» **Work instructions**
Once the pictures are set aside, transcribe the remaining data exactly.

===== Records shown

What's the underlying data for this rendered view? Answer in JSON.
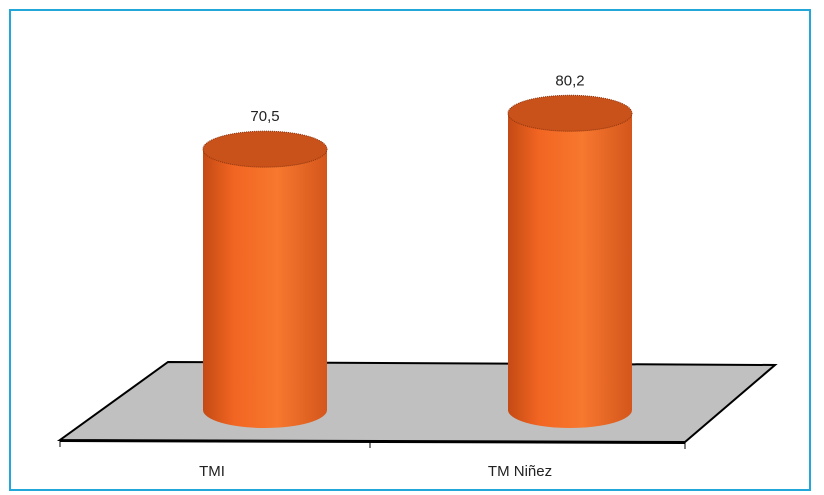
{
  "chart_data": {
    "type": "bar",
    "style": "3d-cylinder",
    "categories": [
      "TMI",
      "TM Niñez"
    ],
    "values": [
      70.5,
      80.2
    ],
    "value_labels": [
      "70,5",
      "80,2"
    ],
    "title": "",
    "xlabel": "",
    "ylabel": "",
    "ylim": [
      0,
      100
    ],
    "grid": false,
    "legend": "none"
  },
  "colors": {
    "frame": "#22a7d8",
    "floor": "#c0c0c0",
    "bar_body": "#f26522",
    "bar_top": "#c9511a",
    "bar_shade": "#d9541a"
  }
}
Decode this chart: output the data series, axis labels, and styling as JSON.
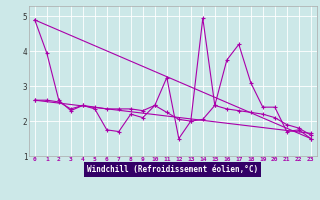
{
  "xlabel": "Windchill (Refroidissement éolien,°C)",
  "xlim": [
    -0.5,
    23.5
  ],
  "ylim": [
    1.0,
    5.3
  ],
  "yticks": [
    1,
    2,
    3,
    4,
    5
  ],
  "xticks": [
    0,
    1,
    2,
    3,
    4,
    5,
    6,
    7,
    8,
    9,
    10,
    11,
    12,
    13,
    14,
    15,
    16,
    17,
    18,
    19,
    20,
    21,
    22,
    23
  ],
  "background_color": "#cce8e8",
  "plot_bg": "#cce8e8",
  "line_color": "#aa00aa",
  "xlabel_bg": "#330066",
  "xlabel_fg": "#ffffff",
  "line1_x": [
    0,
    1,
    2,
    3,
    4,
    5,
    6,
    7,
    8,
    9,
    10,
    11,
    12,
    13,
    14,
    15,
    16,
    17,
    18,
    19,
    20,
    21,
    22,
    23
  ],
  "line1_y": [
    4.9,
    3.95,
    2.6,
    2.3,
    2.45,
    2.35,
    1.75,
    1.7,
    2.2,
    2.1,
    2.45,
    3.25,
    1.5,
    2.0,
    4.95,
    2.45,
    3.75,
    4.2,
    3.1,
    2.4,
    2.4,
    1.7,
    1.75,
    1.5
  ],
  "line2_x": [
    0,
    1,
    2,
    3,
    4,
    5,
    6,
    7,
    8,
    9,
    10,
    11,
    12,
    13,
    14,
    15,
    16,
    17,
    18,
    19,
    20,
    21,
    22,
    23
  ],
  "line2_y": [
    2.6,
    2.6,
    2.55,
    2.35,
    2.45,
    2.4,
    2.35,
    2.35,
    2.35,
    2.3,
    2.45,
    2.25,
    2.05,
    2.0,
    2.05,
    2.45,
    2.35,
    2.3,
    2.25,
    2.2,
    2.1,
    1.9,
    1.8,
    1.6
  ],
  "line3_x": [
    0,
    23
  ],
  "line3_y": [
    4.9,
    1.5
  ],
  "line4_x": [
    0,
    23
  ],
  "line4_y": [
    2.6,
    1.65
  ]
}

==========

» **Expected output**
What's the underlying data for this rendered view? Answer in JSON.
{
  "chart_data": {
    "type": "bar",
    "style": "3d-cylinder",
    "categories": [
      "TMI",
      "TM Niñez"
    ],
    "values": [
      70.5,
      80.2
    ],
    "value_labels": [
      "70,5",
      "80,2"
    ],
    "title": "",
    "xlabel": "",
    "ylabel": "",
    "ylim": [
      0,
      100
    ],
    "grid": false,
    "legend": "none"
  },
  "colors": {
    "frame": "#22a7d8",
    "floor": "#c0c0c0",
    "bar_body": "#f26522",
    "bar_top": "#c9511a",
    "bar_shade": "#d9541a"
  }
}
Decode this chart: output the data series, axis labels, and styling as JSON.
{
  "xlabel": "Windchill (Refroidissement éolien,°C)",
  "xlim": [
    -0.5,
    23.5
  ],
  "ylim": [
    1.0,
    5.3
  ],
  "yticks": [
    1,
    2,
    3,
    4,
    5
  ],
  "xticks": [
    0,
    1,
    2,
    3,
    4,
    5,
    6,
    7,
    8,
    9,
    10,
    11,
    12,
    13,
    14,
    15,
    16,
    17,
    18,
    19,
    20,
    21,
    22,
    23
  ],
  "background_color": "#cce8e8",
  "plot_bg": "#cce8e8",
  "line_color": "#aa00aa",
  "xlabel_bg": "#330066",
  "xlabel_fg": "#ffffff",
  "line1_x": [
    0,
    1,
    2,
    3,
    4,
    5,
    6,
    7,
    8,
    9,
    10,
    11,
    12,
    13,
    14,
    15,
    16,
    17,
    18,
    19,
    20,
    21,
    22,
    23
  ],
  "line1_y": [
    4.9,
    3.95,
    2.6,
    2.3,
    2.45,
    2.35,
    1.75,
    1.7,
    2.2,
    2.1,
    2.45,
    3.25,
    1.5,
    2.0,
    4.95,
    2.45,
    3.75,
    4.2,
    3.1,
    2.4,
    2.4,
    1.7,
    1.75,
    1.5
  ],
  "line2_x": [
    0,
    1,
    2,
    3,
    4,
    5,
    6,
    7,
    8,
    9,
    10,
    11,
    12,
    13,
    14,
    15,
    16,
    17,
    18,
    19,
    20,
    21,
    22,
    23
  ],
  "line2_y": [
    2.6,
    2.6,
    2.55,
    2.35,
    2.45,
    2.4,
    2.35,
    2.35,
    2.35,
    2.3,
    2.45,
    2.25,
    2.05,
    2.0,
    2.05,
    2.45,
    2.35,
    2.3,
    2.25,
    2.2,
    2.1,
    1.9,
    1.8,
    1.6
  ],
  "line3_x": [
    0,
    23
  ],
  "line3_y": [
    4.9,
    1.5
  ],
  "line4_x": [
    0,
    23
  ],
  "line4_y": [
    2.6,
    1.65
  ]
}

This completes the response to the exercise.